Records to use:
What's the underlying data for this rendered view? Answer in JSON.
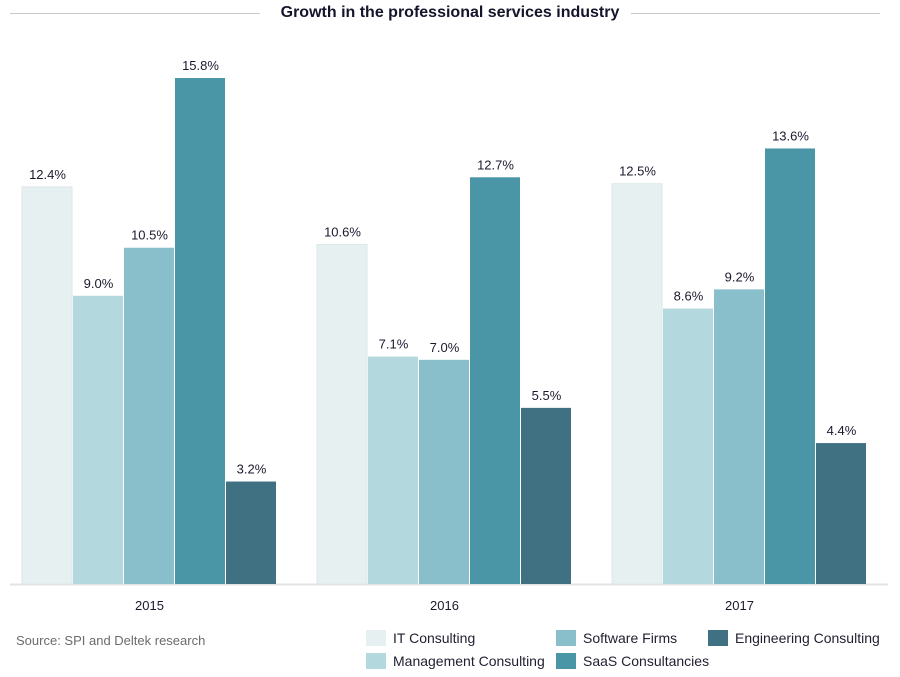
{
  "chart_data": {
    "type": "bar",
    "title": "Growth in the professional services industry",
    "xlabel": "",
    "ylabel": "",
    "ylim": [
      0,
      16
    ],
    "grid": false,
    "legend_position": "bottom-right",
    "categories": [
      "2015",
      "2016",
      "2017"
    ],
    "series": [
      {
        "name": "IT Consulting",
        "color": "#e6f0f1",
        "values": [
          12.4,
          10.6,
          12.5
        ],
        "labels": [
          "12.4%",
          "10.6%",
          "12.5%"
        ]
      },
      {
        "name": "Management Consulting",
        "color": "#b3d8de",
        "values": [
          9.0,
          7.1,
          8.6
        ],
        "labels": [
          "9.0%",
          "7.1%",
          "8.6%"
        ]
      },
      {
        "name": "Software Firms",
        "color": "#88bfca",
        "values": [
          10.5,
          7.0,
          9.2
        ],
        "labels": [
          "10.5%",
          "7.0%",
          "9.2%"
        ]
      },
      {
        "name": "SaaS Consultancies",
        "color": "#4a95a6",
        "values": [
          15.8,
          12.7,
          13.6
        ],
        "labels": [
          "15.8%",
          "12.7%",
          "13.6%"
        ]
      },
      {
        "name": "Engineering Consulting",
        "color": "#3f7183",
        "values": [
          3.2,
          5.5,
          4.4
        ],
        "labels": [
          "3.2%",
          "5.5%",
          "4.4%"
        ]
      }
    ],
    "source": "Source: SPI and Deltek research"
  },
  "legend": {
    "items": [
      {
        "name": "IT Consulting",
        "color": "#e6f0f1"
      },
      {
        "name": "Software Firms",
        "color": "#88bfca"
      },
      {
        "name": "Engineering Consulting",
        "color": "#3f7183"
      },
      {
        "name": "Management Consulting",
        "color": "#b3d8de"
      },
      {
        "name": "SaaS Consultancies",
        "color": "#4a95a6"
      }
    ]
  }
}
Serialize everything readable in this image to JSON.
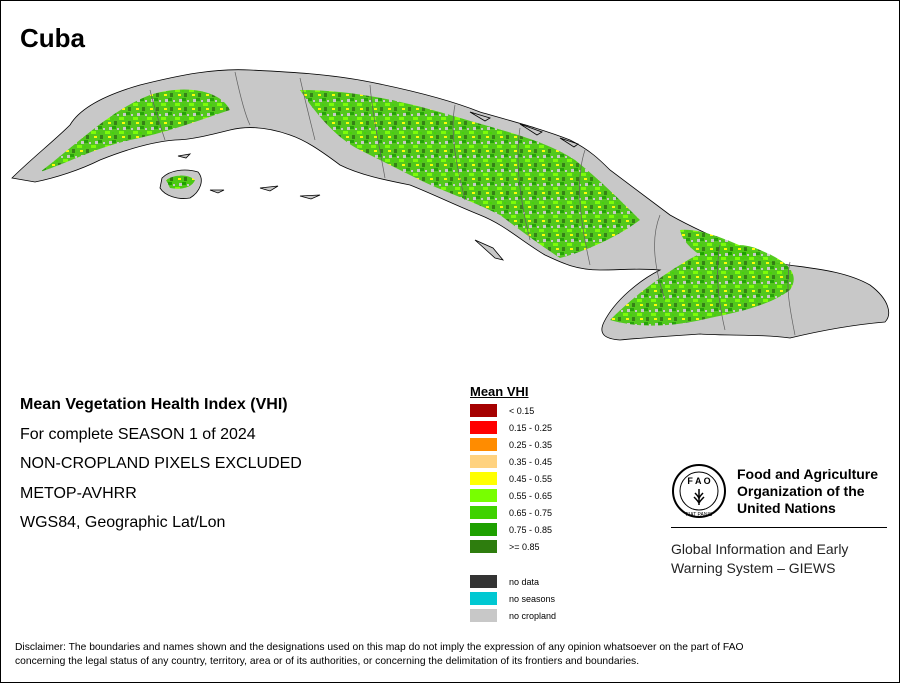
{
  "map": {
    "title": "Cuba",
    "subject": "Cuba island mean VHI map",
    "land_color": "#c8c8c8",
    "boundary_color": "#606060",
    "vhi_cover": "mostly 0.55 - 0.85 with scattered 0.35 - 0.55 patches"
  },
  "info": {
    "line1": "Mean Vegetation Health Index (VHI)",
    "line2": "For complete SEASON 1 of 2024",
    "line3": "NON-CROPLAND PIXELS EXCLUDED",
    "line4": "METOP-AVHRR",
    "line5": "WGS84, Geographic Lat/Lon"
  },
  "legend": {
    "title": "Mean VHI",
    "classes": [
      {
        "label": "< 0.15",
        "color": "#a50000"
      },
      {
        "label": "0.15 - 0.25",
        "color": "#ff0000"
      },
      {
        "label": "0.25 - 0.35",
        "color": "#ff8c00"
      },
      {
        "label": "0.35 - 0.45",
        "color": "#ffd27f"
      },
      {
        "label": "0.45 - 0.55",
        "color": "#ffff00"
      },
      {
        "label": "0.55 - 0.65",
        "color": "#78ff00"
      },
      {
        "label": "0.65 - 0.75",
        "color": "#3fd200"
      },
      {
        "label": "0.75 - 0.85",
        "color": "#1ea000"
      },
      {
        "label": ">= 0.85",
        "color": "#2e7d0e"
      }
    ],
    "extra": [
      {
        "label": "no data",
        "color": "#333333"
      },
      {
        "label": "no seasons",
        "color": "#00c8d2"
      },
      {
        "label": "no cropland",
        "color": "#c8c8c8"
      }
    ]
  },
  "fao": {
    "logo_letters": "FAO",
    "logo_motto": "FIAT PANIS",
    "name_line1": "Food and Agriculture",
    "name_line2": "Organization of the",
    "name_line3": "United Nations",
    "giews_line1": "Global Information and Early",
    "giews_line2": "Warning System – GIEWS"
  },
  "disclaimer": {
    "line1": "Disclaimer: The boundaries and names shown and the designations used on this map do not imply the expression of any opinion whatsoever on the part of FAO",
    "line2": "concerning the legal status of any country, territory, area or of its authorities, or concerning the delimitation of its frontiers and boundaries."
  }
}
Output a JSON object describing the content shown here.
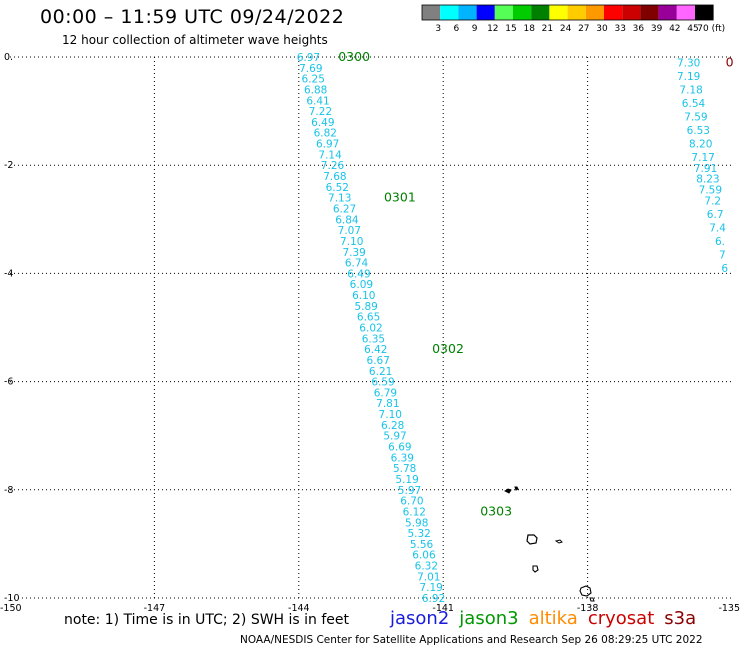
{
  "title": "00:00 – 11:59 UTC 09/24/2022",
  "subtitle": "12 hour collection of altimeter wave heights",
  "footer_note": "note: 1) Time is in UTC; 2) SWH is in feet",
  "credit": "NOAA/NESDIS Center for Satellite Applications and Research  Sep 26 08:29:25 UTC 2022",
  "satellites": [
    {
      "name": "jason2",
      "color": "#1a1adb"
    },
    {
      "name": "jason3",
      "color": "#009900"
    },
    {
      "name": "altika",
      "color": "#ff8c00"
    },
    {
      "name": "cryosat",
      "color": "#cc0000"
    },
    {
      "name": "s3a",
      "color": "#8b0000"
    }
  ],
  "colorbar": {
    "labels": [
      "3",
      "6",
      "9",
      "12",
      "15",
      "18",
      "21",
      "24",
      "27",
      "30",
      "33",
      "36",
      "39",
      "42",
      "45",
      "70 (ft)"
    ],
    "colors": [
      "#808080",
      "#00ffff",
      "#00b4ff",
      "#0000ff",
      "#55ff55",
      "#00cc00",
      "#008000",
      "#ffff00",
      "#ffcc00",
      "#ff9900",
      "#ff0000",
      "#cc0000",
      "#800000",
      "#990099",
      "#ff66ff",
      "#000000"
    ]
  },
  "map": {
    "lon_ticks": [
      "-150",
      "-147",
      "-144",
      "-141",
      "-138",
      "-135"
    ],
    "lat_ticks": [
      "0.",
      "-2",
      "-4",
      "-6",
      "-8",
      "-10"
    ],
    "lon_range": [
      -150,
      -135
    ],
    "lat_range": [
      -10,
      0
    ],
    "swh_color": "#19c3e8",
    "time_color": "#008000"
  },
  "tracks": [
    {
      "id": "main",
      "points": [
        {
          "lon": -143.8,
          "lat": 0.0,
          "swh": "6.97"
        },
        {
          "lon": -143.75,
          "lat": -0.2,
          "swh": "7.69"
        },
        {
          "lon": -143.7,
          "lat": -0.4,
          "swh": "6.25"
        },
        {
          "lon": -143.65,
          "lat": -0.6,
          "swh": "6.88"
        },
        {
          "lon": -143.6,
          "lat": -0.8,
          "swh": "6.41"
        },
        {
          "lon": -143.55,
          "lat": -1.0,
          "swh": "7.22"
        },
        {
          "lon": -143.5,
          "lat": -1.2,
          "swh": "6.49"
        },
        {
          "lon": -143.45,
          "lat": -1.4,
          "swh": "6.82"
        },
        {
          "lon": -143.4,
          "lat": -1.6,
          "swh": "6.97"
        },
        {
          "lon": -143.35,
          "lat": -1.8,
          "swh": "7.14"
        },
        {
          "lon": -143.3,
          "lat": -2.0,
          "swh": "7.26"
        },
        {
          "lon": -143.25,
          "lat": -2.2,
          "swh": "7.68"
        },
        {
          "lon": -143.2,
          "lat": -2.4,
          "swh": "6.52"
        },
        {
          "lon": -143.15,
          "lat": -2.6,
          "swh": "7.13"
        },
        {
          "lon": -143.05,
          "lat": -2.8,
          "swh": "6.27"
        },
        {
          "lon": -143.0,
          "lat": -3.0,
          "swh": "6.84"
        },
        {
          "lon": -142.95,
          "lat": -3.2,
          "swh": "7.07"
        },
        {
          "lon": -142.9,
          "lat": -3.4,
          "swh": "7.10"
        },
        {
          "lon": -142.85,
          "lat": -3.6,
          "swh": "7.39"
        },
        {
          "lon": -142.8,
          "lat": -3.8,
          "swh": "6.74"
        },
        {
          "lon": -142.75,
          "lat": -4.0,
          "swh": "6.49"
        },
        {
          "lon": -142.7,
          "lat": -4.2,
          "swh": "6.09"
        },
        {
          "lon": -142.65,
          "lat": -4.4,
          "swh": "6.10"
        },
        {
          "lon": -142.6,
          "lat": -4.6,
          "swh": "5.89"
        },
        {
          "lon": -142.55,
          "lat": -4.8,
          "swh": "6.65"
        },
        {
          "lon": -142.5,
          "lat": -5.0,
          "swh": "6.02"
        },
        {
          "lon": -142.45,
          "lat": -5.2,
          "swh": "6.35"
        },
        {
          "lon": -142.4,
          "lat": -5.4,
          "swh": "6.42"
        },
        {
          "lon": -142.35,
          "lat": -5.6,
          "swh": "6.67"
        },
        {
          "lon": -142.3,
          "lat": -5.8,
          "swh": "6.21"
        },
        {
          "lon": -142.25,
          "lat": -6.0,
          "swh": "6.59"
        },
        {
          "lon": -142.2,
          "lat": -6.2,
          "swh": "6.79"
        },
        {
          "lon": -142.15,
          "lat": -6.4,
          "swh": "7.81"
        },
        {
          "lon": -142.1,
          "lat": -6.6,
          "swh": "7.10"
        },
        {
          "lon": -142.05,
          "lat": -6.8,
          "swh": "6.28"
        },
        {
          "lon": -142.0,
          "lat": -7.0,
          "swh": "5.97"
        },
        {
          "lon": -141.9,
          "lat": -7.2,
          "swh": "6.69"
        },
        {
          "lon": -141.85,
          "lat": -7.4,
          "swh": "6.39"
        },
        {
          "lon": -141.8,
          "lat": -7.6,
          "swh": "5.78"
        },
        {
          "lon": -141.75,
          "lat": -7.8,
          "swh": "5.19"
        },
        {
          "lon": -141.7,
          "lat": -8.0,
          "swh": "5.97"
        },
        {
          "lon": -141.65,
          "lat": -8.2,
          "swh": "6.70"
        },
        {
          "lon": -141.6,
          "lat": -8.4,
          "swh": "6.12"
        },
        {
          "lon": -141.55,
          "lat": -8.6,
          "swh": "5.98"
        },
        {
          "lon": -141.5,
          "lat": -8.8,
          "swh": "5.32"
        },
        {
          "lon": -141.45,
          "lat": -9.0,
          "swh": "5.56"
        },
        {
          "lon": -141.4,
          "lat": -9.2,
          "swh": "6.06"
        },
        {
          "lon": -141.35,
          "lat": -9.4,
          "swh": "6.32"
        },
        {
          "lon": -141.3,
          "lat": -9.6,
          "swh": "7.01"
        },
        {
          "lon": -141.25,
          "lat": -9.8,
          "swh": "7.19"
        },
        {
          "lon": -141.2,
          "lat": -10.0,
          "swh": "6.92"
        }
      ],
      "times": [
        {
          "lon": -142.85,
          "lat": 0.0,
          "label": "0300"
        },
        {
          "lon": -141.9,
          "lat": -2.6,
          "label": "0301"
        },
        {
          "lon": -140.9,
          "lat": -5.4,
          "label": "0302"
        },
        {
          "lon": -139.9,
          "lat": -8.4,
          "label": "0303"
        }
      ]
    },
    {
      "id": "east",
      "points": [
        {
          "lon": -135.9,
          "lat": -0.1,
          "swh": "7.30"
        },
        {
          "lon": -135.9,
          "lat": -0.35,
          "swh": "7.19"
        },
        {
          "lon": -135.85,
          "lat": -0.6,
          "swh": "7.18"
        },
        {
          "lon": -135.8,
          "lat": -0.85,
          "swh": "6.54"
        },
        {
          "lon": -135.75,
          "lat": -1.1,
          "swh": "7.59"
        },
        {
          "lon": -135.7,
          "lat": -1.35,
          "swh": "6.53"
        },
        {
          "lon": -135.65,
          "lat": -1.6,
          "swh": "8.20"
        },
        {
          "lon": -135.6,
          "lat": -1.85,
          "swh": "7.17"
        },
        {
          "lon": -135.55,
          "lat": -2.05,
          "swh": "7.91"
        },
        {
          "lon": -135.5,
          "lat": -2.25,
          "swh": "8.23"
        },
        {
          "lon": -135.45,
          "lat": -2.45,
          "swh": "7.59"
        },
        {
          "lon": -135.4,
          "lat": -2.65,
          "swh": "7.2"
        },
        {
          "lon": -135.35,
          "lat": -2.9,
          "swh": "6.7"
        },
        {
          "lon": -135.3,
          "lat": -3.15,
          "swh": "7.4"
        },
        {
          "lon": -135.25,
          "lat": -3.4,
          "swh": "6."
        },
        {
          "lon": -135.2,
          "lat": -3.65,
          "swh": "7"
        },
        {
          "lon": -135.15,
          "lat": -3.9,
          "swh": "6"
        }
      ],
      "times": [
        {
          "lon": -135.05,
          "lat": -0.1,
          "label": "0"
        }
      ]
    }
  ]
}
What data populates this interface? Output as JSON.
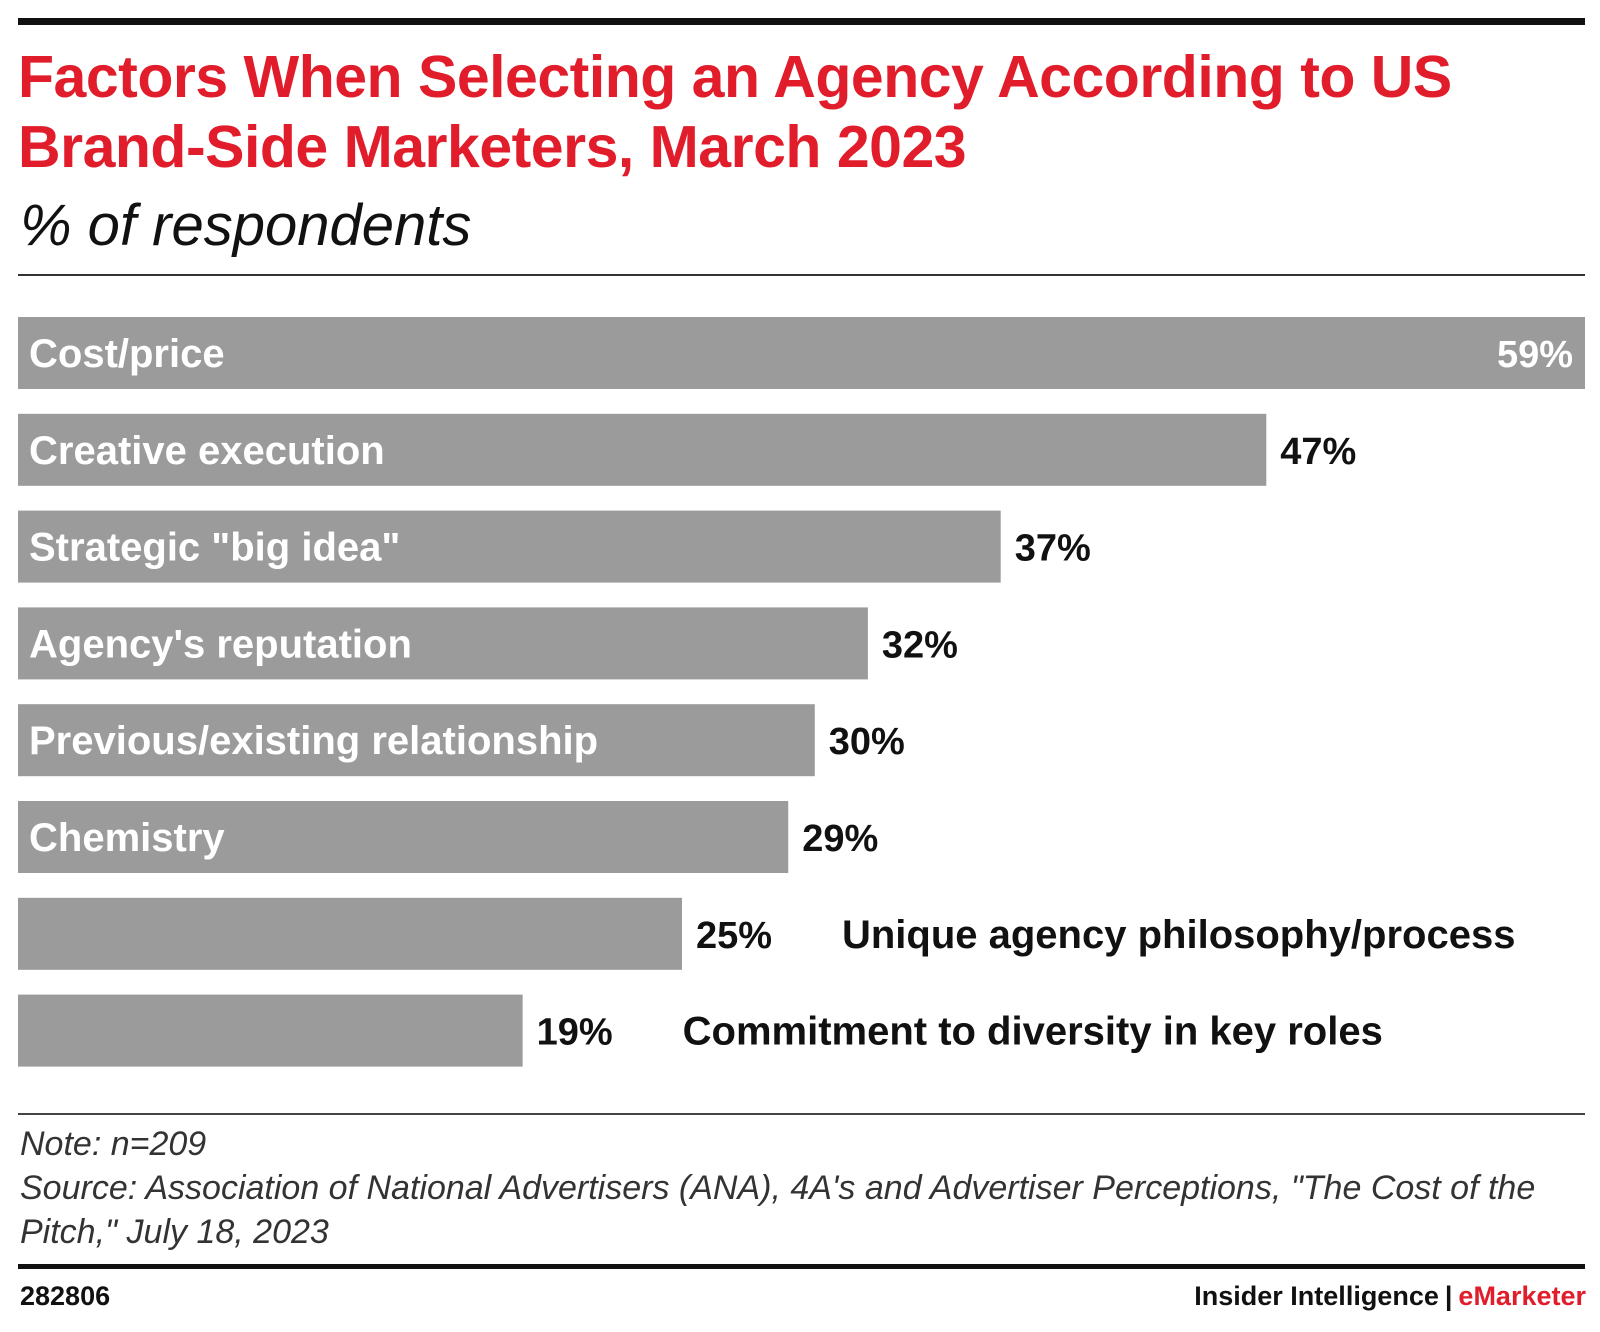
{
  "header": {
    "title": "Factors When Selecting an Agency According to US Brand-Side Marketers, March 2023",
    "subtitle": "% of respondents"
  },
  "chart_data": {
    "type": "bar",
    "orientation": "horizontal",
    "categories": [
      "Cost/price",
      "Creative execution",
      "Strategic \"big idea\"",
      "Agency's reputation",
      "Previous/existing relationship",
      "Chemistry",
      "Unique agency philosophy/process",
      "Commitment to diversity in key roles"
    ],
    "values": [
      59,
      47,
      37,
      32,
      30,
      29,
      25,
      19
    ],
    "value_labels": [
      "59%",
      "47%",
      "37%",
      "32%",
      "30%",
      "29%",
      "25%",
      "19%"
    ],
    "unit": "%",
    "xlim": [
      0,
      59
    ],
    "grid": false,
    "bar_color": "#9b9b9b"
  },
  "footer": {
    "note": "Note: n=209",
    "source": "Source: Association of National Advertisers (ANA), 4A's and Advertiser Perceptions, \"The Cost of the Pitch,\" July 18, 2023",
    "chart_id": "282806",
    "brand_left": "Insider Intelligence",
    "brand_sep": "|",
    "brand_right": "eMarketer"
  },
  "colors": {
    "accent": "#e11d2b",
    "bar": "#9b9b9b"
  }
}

Description of the task: Give the count of lines containing "shown", with no added text.

Solved problem: 2